*Written problem*: Pictures in the data below are not part of the copy; transcribe everything else exactly.
--- begin ---
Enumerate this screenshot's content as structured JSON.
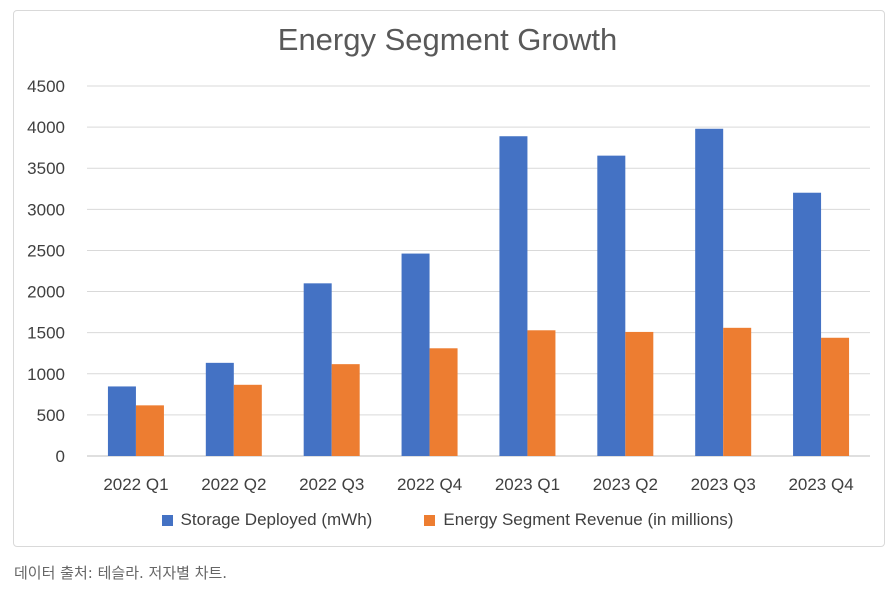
{
  "chart_data": {
    "type": "bar",
    "title": "Energy Segment Growth",
    "categories": [
      "2022 Q1",
      "2022 Q2",
      "2022 Q3",
      "2022 Q4",
      "2023 Q1",
      "2023 Q2",
      "2023 Q3",
      "2023 Q4"
    ],
    "series": [
      {
        "name": "Storage Deployed (mWh)",
        "color": "#4472c4",
        "values": [
          846,
          1133,
          2100,
          2462,
          3889,
          3653,
          3980,
          3202
        ]
      },
      {
        "name": "Energy Segment Revenue (in millions)",
        "color": "#ed7d31",
        "values": [
          616,
          866,
          1117,
          1310,
          1529,
          1509,
          1559,
          1438
        ]
      }
    ],
    "ylim": [
      0,
      4500
    ],
    "yticks": [
      "0",
      "500",
      "1000",
      "1500",
      "2000",
      "2500",
      "3000",
      "3500",
      "4000",
      "4500"
    ],
    "grid": true,
    "legend_position": "bottom"
  },
  "caption": "데이터 출처: 테슬라. 저자별 차트."
}
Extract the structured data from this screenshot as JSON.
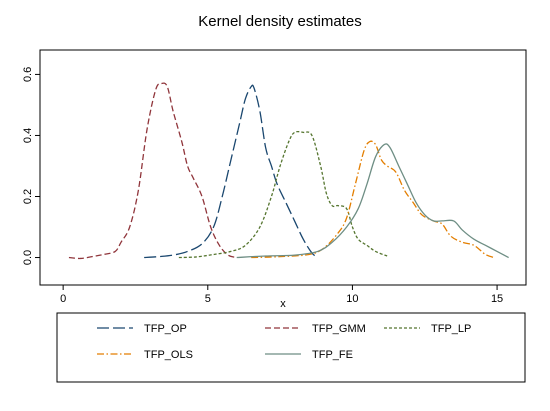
{
  "chart_data": {
    "type": "line",
    "title": "Kernel density estimates",
    "xlabel": "x",
    "ylabel": "",
    "xlim": [
      -0.8,
      16.0
    ],
    "ylim": [
      -0.09,
      0.68
    ],
    "xticks": [
      0,
      5,
      10,
      15
    ],
    "yticks": [
      0.0,
      0.2,
      0.4,
      0.6
    ],
    "xtick_labels": [
      "0",
      "5",
      "10",
      "15"
    ],
    "ytick_labels": [
      "0.0",
      "0.2",
      "0.4",
      "0.6"
    ],
    "grid": false,
    "legend_position": "bottom",
    "series": [
      {
        "name": "TFP_OP",
        "color": "#1a476f",
        "dash": "long-dash",
        "x": [
          2.8,
          3.3,
          3.8,
          4.3,
          4.8,
          5.2,
          5.5,
          5.8,
          6.1,
          6.3,
          6.5,
          6.6,
          6.8,
          7.0,
          7.2,
          7.4,
          7.7,
          8.0,
          8.3,
          8.6,
          8.8
        ],
        "y": [
          0.0,
          0.003,
          0.008,
          0.02,
          0.045,
          0.1,
          0.2,
          0.32,
          0.44,
          0.52,
          0.56,
          0.555,
          0.48,
          0.36,
          0.3,
          0.24,
          0.18,
          0.12,
          0.06,
          0.015,
          0.0
        ]
      },
      {
        "name": "TFP_GMM",
        "color": "#90353b",
        "dash": "dash",
        "x": [
          0.2,
          0.6,
          1.0,
          1.4,
          1.8,
          2.0,
          2.3,
          2.6,
          2.9,
          3.2,
          3.4,
          3.6,
          3.8,
          4.1,
          4.3,
          4.5,
          4.8,
          5.1,
          5.4,
          5.7,
          6.0
        ],
        "y": [
          0.0,
          -0.003,
          0.003,
          0.01,
          0.02,
          0.05,
          0.1,
          0.22,
          0.42,
          0.55,
          0.57,
          0.56,
          0.48,
          0.38,
          0.3,
          0.26,
          0.2,
          0.1,
          0.04,
          0.008,
          0.0
        ]
      },
      {
        "name": "TFP_LP",
        "color": "#55752f",
        "dash": "short-dash",
        "x": [
          4.0,
          4.6,
          5.2,
          5.8,
          6.3,
          6.8,
          7.2,
          7.5,
          7.8,
          8.0,
          8.3,
          8.6,
          8.9,
          9.1,
          9.3,
          9.5,
          9.8,
          10.0,
          10.2,
          10.5,
          10.8,
          11.2
        ],
        "y": [
          0.0,
          0.002,
          0.01,
          0.02,
          0.04,
          0.1,
          0.2,
          0.3,
          0.38,
          0.41,
          0.41,
          0.4,
          0.3,
          0.21,
          0.17,
          0.17,
          0.16,
          0.1,
          0.06,
          0.04,
          0.02,
          0.005
        ]
      },
      {
        "name": "TFP_OLS",
        "color": "#e37e00",
        "dash": "dash-dot",
        "x": [
          6.5,
          7.5,
          8.5,
          9.0,
          9.5,
          9.8,
          10.1,
          10.4,
          10.6,
          10.8,
          11.0,
          11.2,
          11.5,
          11.8,
          12.1,
          12.4,
          12.8,
          13.1,
          13.4,
          13.8,
          14.2,
          14.6,
          14.9
        ],
        "y": [
          0.0,
          0.003,
          0.01,
          0.03,
          0.08,
          0.13,
          0.24,
          0.35,
          0.38,
          0.37,
          0.32,
          0.3,
          0.28,
          0.22,
          0.18,
          0.14,
          0.12,
          0.11,
          0.07,
          0.05,
          0.04,
          0.01,
          0.0
        ]
      },
      {
        "name": "TFP_FE",
        "color": "#6e8e84",
        "dash": "solid",
        "x": [
          6.0,
          7.0,
          8.0,
          8.8,
          9.3,
          9.8,
          10.2,
          10.5,
          10.8,
          11.1,
          11.3,
          11.6,
          11.9,
          12.2,
          12.5,
          12.8,
          13.1,
          13.5,
          13.8,
          14.2,
          14.6,
          15.0,
          15.4
        ],
        "y": [
          0.0,
          0.005,
          0.008,
          0.02,
          0.05,
          0.1,
          0.16,
          0.24,
          0.33,
          0.37,
          0.36,
          0.3,
          0.24,
          0.18,
          0.14,
          0.12,
          0.12,
          0.12,
          0.09,
          0.06,
          0.04,
          0.02,
          0.0
        ]
      }
    ]
  }
}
--- end ---
*Written response*:
Enumerate this screenshot's content as structured JSON.
{
  "chart_data": {
    "type": "bar",
    "title": "Energy Segment Growth",
    "categories": [
      "2022 Q1",
      "2022 Q2",
      "2022 Q3",
      "2022 Q4",
      "2023 Q1",
      "2023 Q2",
      "2023 Q3",
      "2023 Q4"
    ],
    "series": [
      {
        "name": "Storage Deployed (mWh)",
        "color": "#4472c4",
        "values": [
          846,
          1133,
          2100,
          2462,
          3889,
          3653,
          3980,
          3202
        ]
      },
      {
        "name": "Energy Segment Revenue (in millions)",
        "color": "#ed7d31",
        "values": [
          616,
          866,
          1117,
          1310,
          1529,
          1509,
          1559,
          1438
        ]
      }
    ],
    "ylim": [
      0,
      4500
    ],
    "yticks": [
      "0",
      "500",
      "1000",
      "1500",
      "2000",
      "2500",
      "3000",
      "3500",
      "4000",
      "4500"
    ],
    "grid": true,
    "legend_position": "bottom"
  },
  "caption": "데이터 출처: 테슬라. 저자별 차트."
}
Extract the structured data from this screenshot as JSON.
{
  "chart_data": {
    "type": "line",
    "title": "Kernel density estimates",
    "xlabel": "x",
    "ylabel": "",
    "xlim": [
      -0.8,
      16.0
    ],
    "ylim": [
      -0.09,
      0.68
    ],
    "xticks": [
      0,
      5,
      10,
      15
    ],
    "yticks": [
      0.0,
      0.2,
      0.4,
      0.6
    ],
    "xtick_labels": [
      "0",
      "5",
      "10",
      "15"
    ],
    "ytick_labels": [
      "0.0",
      "0.2",
      "0.4",
      "0.6"
    ],
    "grid": false,
    "legend_position": "bottom",
    "series": [
      {
        "name": "TFP_OP",
        "color": "#1a476f",
        "dash": "long-dash",
        "x": [
          2.8,
          3.3,
          3.8,
          4.3,
          4.8,
          5.2,
          5.5,
          5.8,
          6.1,
          6.3,
          6.5,
          6.6,
          6.8,
          7.0,
          7.2,
          7.4,
          7.7,
          8.0,
          8.3,
          8.6,
          8.8
        ],
        "y": [
          0.0,
          0.003,
          0.008,
          0.02,
          0.045,
          0.1,
          0.2,
          0.32,
          0.44,
          0.52,
          0.56,
          0.555,
          0.48,
          0.36,
          0.3,
          0.24,
          0.18,
          0.12,
          0.06,
          0.015,
          0.0
        ]
      },
      {
        "name": "TFP_GMM",
        "color": "#90353b",
        "dash": "dash",
        "x": [
          0.2,
          0.6,
          1.0,
          1.4,
          1.8,
          2.0,
          2.3,
          2.6,
          2.9,
          3.2,
          3.4,
          3.6,
          3.8,
          4.1,
          4.3,
          4.5,
          4.8,
          5.1,
          5.4,
          5.7,
          6.0
        ],
        "y": [
          0.0,
          -0.003,
          0.003,
          0.01,
          0.02,
          0.05,
          0.1,
          0.22,
          0.42,
          0.55,
          0.57,
          0.56,
          0.48,
          0.38,
          0.3,
          0.26,
          0.2,
          0.1,
          0.04,
          0.008,
          0.0
        ]
      },
      {
        "name": "TFP_LP",
        "color": "#55752f",
        "dash": "short-dash",
        "x": [
          4.0,
          4.6,
          5.2,
          5.8,
          6.3,
          6.8,
          7.2,
          7.5,
          7.8,
          8.0,
          8.3,
          8.6,
          8.9,
          9.1,
          9.3,
          9.5,
          9.8,
          10.0,
          10.2,
          10.5,
          10.8,
          11.2
        ],
        "y": [
          0.0,
          0.002,
          0.01,
          0.02,
          0.04,
          0.1,
          0.2,
          0.3,
          0.38,
          0.41,
          0.41,
          0.4,
          0.3,
          0.21,
          0.17,
          0.17,
          0.16,
          0.1,
          0.06,
          0.04,
          0.02,
          0.005
        ]
      },
      {
        "name": "TFP_OLS",
        "color": "#e37e00",
        "dash": "dash-dot",
        "x": [
          6.5,
          7.5,
          8.5,
          9.0,
          9.5,
          9.8,
          10.1,
          10.4,
          10.6,
          10.8,
          11.0,
          11.2,
          11.5,
          11.8,
          12.1,
          12.4,
          12.8,
          13.1,
          13.4,
          13.8,
          14.2,
          14.6,
          14.9
        ],
        "y": [
          0.0,
          0.003,
          0.01,
          0.03,
          0.08,
          0.13,
          0.24,
          0.35,
          0.38,
          0.37,
          0.32,
          0.3,
          0.28,
          0.22,
          0.18,
          0.14,
          0.12,
          0.11,
          0.07,
          0.05,
          0.04,
          0.01,
          0.0
        ]
      },
      {
        "name": "TFP_FE",
        "color": "#6e8e84",
        "dash": "solid",
        "x": [
          6.0,
          7.0,
          8.0,
          8.8,
          9.3,
          9.8,
          10.2,
          10.5,
          10.8,
          11.1,
          11.3,
          11.6,
          11.9,
          12.2,
          12.5,
          12.8,
          13.1,
          13.5,
          13.8,
          14.2,
          14.6,
          15.0,
          15.4
        ],
        "y": [
          0.0,
          0.005,
          0.008,
          0.02,
          0.05,
          0.1,
          0.16,
          0.24,
          0.33,
          0.37,
          0.36,
          0.3,
          0.24,
          0.18,
          0.14,
          0.12,
          0.12,
          0.12,
          0.09,
          0.06,
          0.04,
          0.02,
          0.0
        ]
      }
    ]
  }
}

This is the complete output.